Exercise aim =
Please copy every line of the records below that holds the word "Ninguno".
───── Data shown ─────
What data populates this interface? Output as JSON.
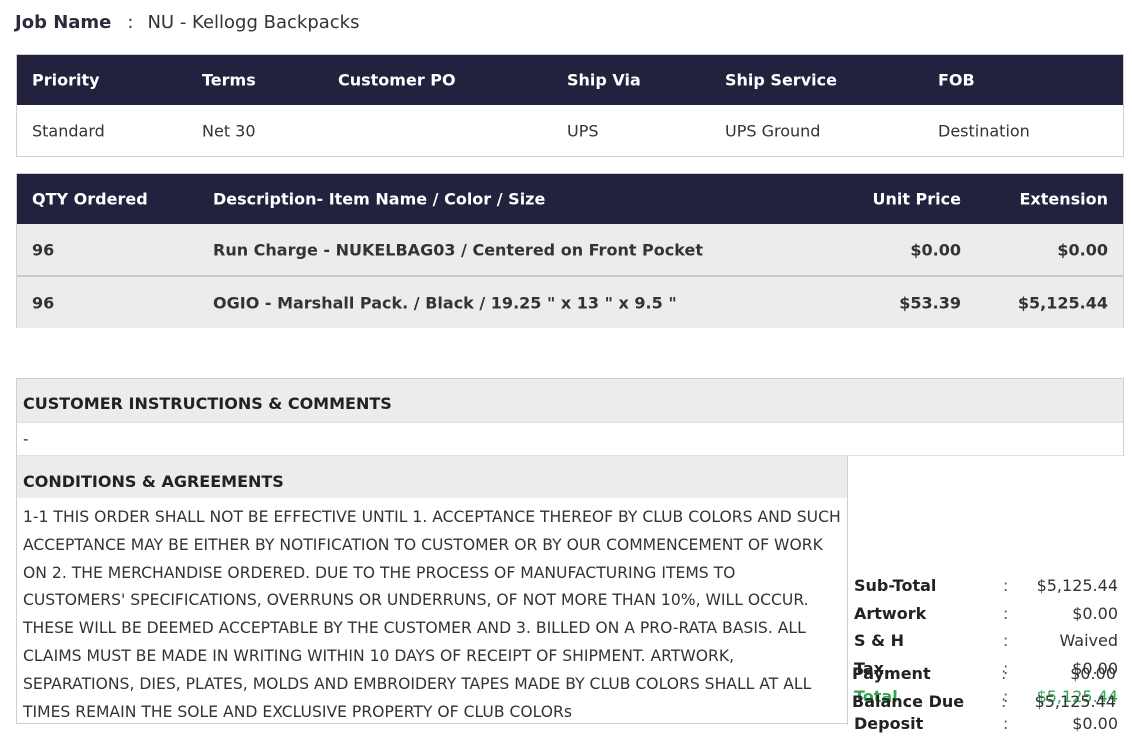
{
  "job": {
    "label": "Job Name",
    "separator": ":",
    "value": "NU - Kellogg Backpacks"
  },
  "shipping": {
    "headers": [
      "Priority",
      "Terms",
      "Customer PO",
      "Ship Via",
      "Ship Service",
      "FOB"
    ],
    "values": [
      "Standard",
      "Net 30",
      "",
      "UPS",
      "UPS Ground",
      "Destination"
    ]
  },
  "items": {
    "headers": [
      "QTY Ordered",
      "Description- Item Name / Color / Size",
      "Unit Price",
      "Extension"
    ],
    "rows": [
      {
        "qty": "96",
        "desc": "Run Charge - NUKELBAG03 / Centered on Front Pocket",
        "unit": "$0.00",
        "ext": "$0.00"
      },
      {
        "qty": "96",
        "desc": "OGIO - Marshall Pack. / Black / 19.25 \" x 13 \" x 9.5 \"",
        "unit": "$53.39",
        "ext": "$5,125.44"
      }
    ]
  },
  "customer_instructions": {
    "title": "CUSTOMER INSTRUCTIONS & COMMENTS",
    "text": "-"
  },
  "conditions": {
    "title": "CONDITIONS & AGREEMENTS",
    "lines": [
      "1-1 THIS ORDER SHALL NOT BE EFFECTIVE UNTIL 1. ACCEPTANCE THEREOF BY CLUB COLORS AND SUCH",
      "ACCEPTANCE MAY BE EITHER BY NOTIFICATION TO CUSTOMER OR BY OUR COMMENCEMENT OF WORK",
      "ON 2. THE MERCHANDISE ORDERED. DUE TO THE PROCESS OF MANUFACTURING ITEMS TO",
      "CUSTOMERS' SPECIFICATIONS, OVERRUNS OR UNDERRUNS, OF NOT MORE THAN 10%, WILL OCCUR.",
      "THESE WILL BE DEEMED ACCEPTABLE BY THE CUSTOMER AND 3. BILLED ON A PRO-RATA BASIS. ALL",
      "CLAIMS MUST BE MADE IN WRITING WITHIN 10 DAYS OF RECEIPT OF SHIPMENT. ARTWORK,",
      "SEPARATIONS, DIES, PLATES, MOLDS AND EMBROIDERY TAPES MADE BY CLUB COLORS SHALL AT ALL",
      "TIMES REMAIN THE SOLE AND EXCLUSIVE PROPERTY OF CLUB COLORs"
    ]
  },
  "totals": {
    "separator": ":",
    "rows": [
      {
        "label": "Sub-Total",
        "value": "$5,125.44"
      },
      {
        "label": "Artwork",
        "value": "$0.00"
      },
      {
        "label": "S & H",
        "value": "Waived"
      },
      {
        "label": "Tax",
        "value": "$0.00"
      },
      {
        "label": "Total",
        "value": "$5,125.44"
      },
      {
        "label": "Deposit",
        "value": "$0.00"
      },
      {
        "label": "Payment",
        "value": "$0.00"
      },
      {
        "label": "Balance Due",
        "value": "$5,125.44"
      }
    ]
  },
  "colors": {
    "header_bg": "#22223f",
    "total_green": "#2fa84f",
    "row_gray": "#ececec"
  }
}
─────
───── Data shown ─────
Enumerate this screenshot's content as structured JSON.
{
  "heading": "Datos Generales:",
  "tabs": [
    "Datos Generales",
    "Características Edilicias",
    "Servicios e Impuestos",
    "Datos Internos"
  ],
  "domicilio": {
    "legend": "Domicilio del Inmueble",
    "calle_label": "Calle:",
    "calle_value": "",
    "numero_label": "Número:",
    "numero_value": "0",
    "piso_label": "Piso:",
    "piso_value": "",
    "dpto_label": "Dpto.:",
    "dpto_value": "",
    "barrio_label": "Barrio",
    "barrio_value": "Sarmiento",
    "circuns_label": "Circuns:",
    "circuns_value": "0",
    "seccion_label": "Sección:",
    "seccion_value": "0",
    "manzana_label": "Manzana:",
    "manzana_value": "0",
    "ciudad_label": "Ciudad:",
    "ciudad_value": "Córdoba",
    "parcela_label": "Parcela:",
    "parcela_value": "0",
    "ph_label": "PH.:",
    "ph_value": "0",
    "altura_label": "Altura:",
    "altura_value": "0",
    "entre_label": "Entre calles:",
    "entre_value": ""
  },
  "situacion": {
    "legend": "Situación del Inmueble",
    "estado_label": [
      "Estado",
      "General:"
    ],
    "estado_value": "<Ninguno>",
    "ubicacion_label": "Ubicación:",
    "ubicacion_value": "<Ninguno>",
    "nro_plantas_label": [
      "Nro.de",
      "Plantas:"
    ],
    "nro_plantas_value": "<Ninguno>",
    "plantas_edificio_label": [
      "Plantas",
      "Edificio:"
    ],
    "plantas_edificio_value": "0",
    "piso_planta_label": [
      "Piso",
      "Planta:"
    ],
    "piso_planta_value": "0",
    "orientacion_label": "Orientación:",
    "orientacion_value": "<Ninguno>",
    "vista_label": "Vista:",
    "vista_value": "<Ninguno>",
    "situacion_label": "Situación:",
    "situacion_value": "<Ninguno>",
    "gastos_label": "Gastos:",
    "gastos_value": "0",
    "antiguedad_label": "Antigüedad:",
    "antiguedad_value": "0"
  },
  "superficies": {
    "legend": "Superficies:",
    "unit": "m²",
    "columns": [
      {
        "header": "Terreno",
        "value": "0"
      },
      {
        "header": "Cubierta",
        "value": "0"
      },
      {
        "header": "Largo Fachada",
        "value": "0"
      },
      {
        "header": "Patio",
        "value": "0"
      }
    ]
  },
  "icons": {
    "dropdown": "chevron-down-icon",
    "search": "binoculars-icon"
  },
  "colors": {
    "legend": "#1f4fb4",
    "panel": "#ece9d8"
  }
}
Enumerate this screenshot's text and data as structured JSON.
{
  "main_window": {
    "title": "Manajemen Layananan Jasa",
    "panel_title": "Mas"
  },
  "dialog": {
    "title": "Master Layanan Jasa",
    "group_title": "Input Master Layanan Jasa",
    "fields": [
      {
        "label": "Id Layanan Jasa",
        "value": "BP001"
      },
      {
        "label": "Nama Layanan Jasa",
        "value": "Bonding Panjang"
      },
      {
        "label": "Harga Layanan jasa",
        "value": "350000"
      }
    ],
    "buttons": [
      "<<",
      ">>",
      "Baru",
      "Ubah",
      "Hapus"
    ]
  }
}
─────
───── Data shown ─────
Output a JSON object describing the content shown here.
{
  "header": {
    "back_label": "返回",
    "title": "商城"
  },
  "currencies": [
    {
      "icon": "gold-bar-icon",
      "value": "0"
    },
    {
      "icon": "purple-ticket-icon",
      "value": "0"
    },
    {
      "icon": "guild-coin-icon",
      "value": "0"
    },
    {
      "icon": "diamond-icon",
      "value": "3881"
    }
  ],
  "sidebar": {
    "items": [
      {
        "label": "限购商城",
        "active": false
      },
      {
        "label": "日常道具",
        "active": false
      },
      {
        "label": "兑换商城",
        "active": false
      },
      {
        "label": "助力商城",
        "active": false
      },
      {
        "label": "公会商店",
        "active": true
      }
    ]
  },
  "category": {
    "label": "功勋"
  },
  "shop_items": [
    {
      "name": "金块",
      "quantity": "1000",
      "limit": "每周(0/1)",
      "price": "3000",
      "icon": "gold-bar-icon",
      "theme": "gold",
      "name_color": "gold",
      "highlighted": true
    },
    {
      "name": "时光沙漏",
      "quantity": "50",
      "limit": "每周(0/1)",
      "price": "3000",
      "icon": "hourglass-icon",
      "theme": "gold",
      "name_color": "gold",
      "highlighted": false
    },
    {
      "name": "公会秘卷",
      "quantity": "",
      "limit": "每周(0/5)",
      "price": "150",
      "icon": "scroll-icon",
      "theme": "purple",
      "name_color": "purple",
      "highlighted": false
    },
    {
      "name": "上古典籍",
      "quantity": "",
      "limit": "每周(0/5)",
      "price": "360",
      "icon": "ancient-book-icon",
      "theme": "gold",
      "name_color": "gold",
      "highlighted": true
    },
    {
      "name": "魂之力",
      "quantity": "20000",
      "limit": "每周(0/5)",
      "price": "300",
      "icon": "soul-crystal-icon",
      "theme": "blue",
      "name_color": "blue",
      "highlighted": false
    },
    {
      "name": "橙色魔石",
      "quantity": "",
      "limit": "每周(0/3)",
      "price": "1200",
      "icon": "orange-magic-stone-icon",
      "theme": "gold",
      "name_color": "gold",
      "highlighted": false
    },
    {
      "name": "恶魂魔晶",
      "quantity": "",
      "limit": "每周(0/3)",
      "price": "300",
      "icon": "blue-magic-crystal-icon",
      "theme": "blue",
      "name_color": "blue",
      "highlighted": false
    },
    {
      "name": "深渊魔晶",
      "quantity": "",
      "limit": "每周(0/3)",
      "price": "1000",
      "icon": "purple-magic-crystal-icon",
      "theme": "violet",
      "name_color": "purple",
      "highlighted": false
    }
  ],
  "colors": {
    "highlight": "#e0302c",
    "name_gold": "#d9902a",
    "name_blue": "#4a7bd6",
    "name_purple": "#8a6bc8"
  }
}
─────
Exercise solution =
    "estado_value": "<Ninguno>",
    "ubicacion_value": "<Ninguno>",
    "nro_plantas_value": "<Ninguno>",
    "orientacion_value": "<Ninguno>",
    "vista_value": "<Ninguno>",
    "situacion_value": "<Ninguno>",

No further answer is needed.